**Stored data entries**
____

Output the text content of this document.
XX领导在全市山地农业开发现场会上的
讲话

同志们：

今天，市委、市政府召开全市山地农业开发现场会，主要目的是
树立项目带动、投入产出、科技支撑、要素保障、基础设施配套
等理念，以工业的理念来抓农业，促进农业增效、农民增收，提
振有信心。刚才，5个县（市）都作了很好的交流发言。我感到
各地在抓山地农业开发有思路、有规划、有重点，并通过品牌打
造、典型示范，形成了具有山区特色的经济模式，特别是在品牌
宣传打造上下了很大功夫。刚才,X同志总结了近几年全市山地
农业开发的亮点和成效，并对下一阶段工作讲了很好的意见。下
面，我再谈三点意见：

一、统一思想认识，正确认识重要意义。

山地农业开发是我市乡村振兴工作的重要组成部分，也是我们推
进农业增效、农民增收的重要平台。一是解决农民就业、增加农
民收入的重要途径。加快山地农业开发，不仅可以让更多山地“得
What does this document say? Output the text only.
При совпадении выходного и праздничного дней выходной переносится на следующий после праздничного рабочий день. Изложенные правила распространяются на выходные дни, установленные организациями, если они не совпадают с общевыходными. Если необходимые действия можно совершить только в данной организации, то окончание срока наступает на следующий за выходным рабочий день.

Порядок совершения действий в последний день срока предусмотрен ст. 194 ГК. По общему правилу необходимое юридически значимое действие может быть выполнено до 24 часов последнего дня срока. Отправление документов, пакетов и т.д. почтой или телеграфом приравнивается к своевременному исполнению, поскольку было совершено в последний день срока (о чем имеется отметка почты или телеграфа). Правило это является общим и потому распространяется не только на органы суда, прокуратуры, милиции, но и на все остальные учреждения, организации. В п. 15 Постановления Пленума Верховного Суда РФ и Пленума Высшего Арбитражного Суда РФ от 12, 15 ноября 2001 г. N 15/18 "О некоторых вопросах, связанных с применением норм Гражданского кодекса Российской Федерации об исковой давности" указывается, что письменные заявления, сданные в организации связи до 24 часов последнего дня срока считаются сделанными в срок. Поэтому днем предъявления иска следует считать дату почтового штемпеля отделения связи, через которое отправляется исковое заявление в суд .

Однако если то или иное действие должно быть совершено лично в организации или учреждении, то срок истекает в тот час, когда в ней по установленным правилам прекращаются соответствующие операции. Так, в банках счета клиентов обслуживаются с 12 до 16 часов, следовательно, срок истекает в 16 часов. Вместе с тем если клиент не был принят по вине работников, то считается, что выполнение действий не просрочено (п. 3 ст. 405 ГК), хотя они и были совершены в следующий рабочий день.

____

Write out the whole listing exactly.

Output the text content of this document.
XX领导在全市山地农业开发现场会上的
讲话

同志们：

今天，市委、市政府召开全市山地农业开发现场会，主要目的是
树立项目带动、投入产出、科技支撑、要素保障、基础设施配套
等理念，以工业的理念来抓农业，促进农业增效、农民增收，提
振有信心。刚才，5个县（市）都作了很好的交流发言。我感到
各地在抓山地农业开发有思路、有规划、有重点，并通过品牌打
造、典型示范，形成了具有山区特色的经济模式，特别是在品牌
宣传打造上下了很大功夫。刚才,X同志总结了近几年全市山地
农业开发的亮点和成效，并对下一阶段工作讲了很好的意见。下
面，我再谈三点意见：

一、统一思想认识，正确认识重要意义。

山地农业开发是我市乡村振兴工作的重要组成部分，也是我们推
进农业增效、农民增收的重要平台。一是解决农民就业、增加农
民收入的重要途径。加快山地农业开发，不仅可以让更多山地“得
What does this document say? Output the text only.
При совпадении выходного и праздничного дней выходной переносится на следующий после праздничного рабочий день. Изложенные правила распространяются на выходные дни, установленные организациями, если они не совпадают с общевыходными. Если необходимые действия можно совершить только в данной организации, то окончание срока наступает на следующий за выходным рабочий день.

Порядок совершения действий в последний день срока предусмотрен ст. 194 ГК. По общему правилу необходимое юридически значимое действие может быть выполнено до 24 часов последнего дня срока. Отправление документов, пакетов и т.д. почтой или телеграфом приравнивается к своевременному исполнению, поскольку было совершено в последний день срока (о чем имеется отметка почты или телеграфа). Правило это является общим и потому распространяется не только на органы суда, прокуратуры, милиции, но и на все остальные учреждения, организации. В п. 15 Постановления Пленума Верховного Суда РФ и Пленума Высшего Арбитражного Суда РФ от 12, 15 ноября 2001 г. N 15/18 "О некоторых вопросах, связанных с применением норм Гражданского кодекса Российской Федерации об исковой давности" указывается, что письменные заявления, сданные в организации связи до 24 часов последнего дня срока считаются сделанными в срок. Поэтому днем предъявления иска следует считать дату почтового штемпеля отделения связи, через которое отправляется исковое заявление в суд .

Однако если то или иное действие должно быть совершено лично в организации или учреждении, то срок истекает в тот час, когда в ней по установленным правилам прекращаются соответствующие операции. Так, в банках счета клиентов обслуживаются с 12 до 16 часов, следовательно, срок истекает в 16 часов. Вместе с тем если клиент не был принят по вине работников, то считается, что выполнение действий не просрочено (п. 3 ст. 405 ГК), хотя они и были совершены в следующий рабочий день.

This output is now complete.